* Aim of the exercise
In every row below, replace "file-row" with "file-entry" and keep everything else unchanged. Leave the pictures out of your answer.

_ _ _ _ _

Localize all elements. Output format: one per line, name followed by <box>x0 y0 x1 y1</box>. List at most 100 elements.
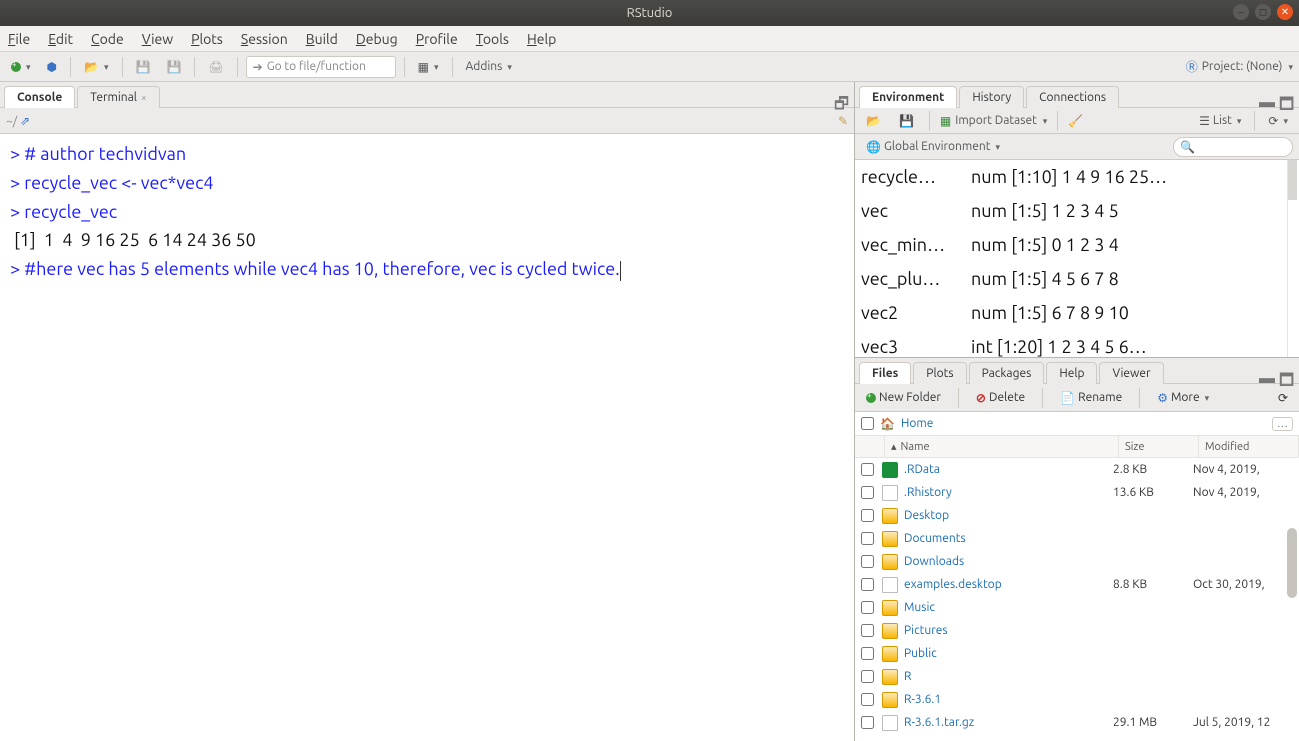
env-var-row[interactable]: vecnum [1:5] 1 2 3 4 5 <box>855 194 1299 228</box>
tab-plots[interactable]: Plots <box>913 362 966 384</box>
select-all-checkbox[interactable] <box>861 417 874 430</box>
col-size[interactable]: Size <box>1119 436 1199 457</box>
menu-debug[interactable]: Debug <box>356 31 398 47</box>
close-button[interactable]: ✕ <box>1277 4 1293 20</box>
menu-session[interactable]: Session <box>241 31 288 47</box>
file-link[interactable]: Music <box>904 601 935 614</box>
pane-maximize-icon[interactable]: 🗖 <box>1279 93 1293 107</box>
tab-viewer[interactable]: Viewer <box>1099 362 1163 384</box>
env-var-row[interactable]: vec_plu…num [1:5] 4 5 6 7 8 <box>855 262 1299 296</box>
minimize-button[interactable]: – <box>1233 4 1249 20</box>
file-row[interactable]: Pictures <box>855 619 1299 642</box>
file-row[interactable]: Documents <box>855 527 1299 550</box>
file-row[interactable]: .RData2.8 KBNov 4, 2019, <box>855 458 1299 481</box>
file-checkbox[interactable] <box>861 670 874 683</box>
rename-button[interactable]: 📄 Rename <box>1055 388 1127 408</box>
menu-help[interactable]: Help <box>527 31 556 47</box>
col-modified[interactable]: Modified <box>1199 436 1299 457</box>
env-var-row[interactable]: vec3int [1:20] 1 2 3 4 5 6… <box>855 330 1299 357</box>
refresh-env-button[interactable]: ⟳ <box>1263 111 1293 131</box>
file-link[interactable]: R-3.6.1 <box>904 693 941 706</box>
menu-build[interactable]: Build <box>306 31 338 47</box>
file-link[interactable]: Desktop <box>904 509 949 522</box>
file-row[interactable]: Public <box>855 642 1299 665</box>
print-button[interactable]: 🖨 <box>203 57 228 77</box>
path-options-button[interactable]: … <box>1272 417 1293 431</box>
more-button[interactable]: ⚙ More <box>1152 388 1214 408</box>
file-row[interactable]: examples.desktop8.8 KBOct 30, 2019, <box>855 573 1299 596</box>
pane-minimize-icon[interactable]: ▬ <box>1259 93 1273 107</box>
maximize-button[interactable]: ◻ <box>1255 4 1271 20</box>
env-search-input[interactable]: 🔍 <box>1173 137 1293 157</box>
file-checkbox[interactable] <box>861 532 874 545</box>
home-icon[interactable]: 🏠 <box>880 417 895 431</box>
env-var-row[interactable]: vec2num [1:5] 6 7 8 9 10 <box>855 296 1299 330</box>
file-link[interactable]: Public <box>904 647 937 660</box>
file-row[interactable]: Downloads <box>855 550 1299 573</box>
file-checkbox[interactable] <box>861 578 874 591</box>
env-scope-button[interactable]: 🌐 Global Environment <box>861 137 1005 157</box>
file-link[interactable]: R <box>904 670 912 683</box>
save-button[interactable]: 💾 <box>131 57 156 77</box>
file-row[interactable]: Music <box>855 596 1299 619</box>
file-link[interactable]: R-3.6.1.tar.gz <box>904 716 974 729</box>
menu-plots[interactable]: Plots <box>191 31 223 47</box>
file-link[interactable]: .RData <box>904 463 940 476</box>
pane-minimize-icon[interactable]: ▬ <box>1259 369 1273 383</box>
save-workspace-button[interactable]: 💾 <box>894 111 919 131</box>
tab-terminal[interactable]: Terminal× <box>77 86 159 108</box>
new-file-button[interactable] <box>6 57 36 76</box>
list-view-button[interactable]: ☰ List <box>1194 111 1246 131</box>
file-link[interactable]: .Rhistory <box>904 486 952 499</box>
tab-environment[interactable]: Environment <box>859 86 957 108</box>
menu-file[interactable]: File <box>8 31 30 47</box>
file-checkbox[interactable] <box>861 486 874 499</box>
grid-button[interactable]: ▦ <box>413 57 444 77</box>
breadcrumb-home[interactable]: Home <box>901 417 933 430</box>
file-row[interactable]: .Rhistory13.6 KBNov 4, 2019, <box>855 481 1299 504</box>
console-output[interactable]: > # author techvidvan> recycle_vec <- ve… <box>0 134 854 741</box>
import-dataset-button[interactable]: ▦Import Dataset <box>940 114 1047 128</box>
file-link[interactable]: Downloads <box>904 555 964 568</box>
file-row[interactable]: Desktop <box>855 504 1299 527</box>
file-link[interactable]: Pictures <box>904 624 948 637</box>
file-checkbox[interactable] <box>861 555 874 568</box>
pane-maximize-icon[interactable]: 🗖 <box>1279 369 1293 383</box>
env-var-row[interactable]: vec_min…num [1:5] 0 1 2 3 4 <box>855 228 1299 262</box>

_ _ _ _ _

* Reply
Localize all elements. Output format: one per line, name followed by <box>x0 y0 x1 y1</box>. List at most 100 elements.
env-var-row[interactable]: vecnum [1:5] 1 2 3 4 5 <box>855 194 1299 228</box>
tab-plots[interactable]: Plots <box>913 362 966 384</box>
select-all-checkbox[interactable] <box>861 417 874 430</box>
col-size[interactable]: Size <box>1119 436 1199 457</box>
menu-debug[interactable]: Debug <box>356 31 398 47</box>
close-button[interactable]: ✕ <box>1277 4 1293 20</box>
menu-session[interactable]: Session <box>241 31 288 47</box>
file-link[interactable]: Music <box>904 601 935 614</box>
pane-maximize-icon[interactable]: 🗖 <box>1279 93 1293 107</box>
tab-viewer[interactable]: Viewer <box>1099 362 1163 384</box>
env-var-row[interactable]: vec_plu…num [1:5] 4 5 6 7 8 <box>855 262 1299 296</box>
minimize-button[interactable]: – <box>1233 4 1249 20</box>
file-entry[interactable]: Pictures <box>855 619 1299 642</box>
file-entry[interactable]: Documents <box>855 527 1299 550</box>
file-entry[interactable]: .RData2.8 KBNov 4, 2019, <box>855 458 1299 481</box>
file-checkbox[interactable] <box>861 670 874 683</box>
rename-button[interactable]: 📄 Rename <box>1055 388 1127 408</box>
menu-help[interactable]: Help <box>527 31 556 47</box>
col-modified[interactable]: Modified <box>1199 436 1299 457</box>
env-var-row[interactable]: vec3int [1:20] 1 2 3 4 5 6… <box>855 330 1299 357</box>
refresh-env-button[interactable]: ⟳ <box>1263 111 1293 131</box>
file-link[interactable]: R-3.6.1 <box>904 693 941 706</box>
menu-build[interactable]: Build <box>306 31 338 47</box>
file-link[interactable]: Desktop <box>904 509 949 522</box>
file-entry[interactable]: Public <box>855 642 1299 665</box>
print-button[interactable]: 🖨 <box>203 57 228 77</box>
path-options-button[interactable]: … <box>1272 417 1293 431</box>
more-button[interactable]: ⚙ More <box>1152 388 1214 408</box>
file-entry[interactable]: examples.desktop8.8 KBOct 30, 2019, <box>855 573 1299 596</box>
pane-minimize-icon[interactable]: ▬ <box>1259 93 1273 107</box>
maximize-button[interactable]: ◻ <box>1255 4 1271 20</box>
env-search-input[interactable]: 🔍 <box>1173 137 1293 157</box>
file-checkbox[interactable] <box>861 532 874 545</box>
home-icon[interactable]: 🏠 <box>880 417 895 431</box>
env-var-row[interactable]: vec2num [1:5] 6 7 8 9 10 <box>855 296 1299 330</box>
file-link[interactable]: Public <box>904 647 937 660</box>
file-entry[interactable]: Downloads <box>855 550 1299 573</box>
file-checkbox[interactable] <box>861 578 874 591</box>
env-scope-button[interactable]: 🌐 Global Environment <box>861 137 1005 157</box>
file-link[interactable]: R <box>904 670 912 683</box>
save-button[interactable]: 💾 <box>131 57 156 77</box>
file-entry[interactable]: Music <box>855 596 1299 619</box>
file-link[interactable]: R-3.6.1.tar.gz <box>904 716 974 729</box>
menu-plots[interactable]: Plots <box>191 31 223 47</box>
file-link[interactable]: .RData <box>904 463 940 476</box>
pane-minimize-icon[interactable]: ▬ <box>1259 369 1273 383</box>
save-workspace-button[interactable]: 💾 <box>894 111 919 131</box>
tab-terminal[interactable]: Terminal× <box>77 86 159 108</box>
new-file-button[interactable] <box>6 57 36 76</box>
list-view-button[interactable]: ☰ List <box>1194 111 1246 131</box>
file-link[interactable]: .Rhistory <box>904 486 952 499</box>
tab-environment[interactable]: Environment <box>859 86 957 108</box>
menu-file[interactable]: File <box>8 31 30 47</box>
file-checkbox[interactable] <box>861 486 874 499</box>
grid-button[interactable]: ▦ <box>413 57 444 77</box>
breadcrumb-home[interactable]: Home <box>901 417 933 430</box>
file-entry[interactable]: .Rhistory13.6 KBNov 4, 2019, <box>855 481 1299 504</box>
console-output[interactable]: > # author techvidvan> recycle_vec <- ve… <box>0 134 854 741</box>
import-dataset-button[interactable]: ▦Import Dataset <box>940 114 1047 128</box>
file-link[interactable]: Downloads <box>904 555 964 568</box>
file-entry[interactable]: Desktop <box>855 504 1299 527</box>
file-link[interactable]: Pictures <box>904 624 948 637</box>
file-checkbox[interactable] <box>861 555 874 568</box>
pane-maximize-icon[interactable]: 🗖 <box>1279 369 1293 383</box>
env-var-row[interactable]: vec_min…num [1:5] 0 1 2 3 4 <box>855 228 1299 262</box>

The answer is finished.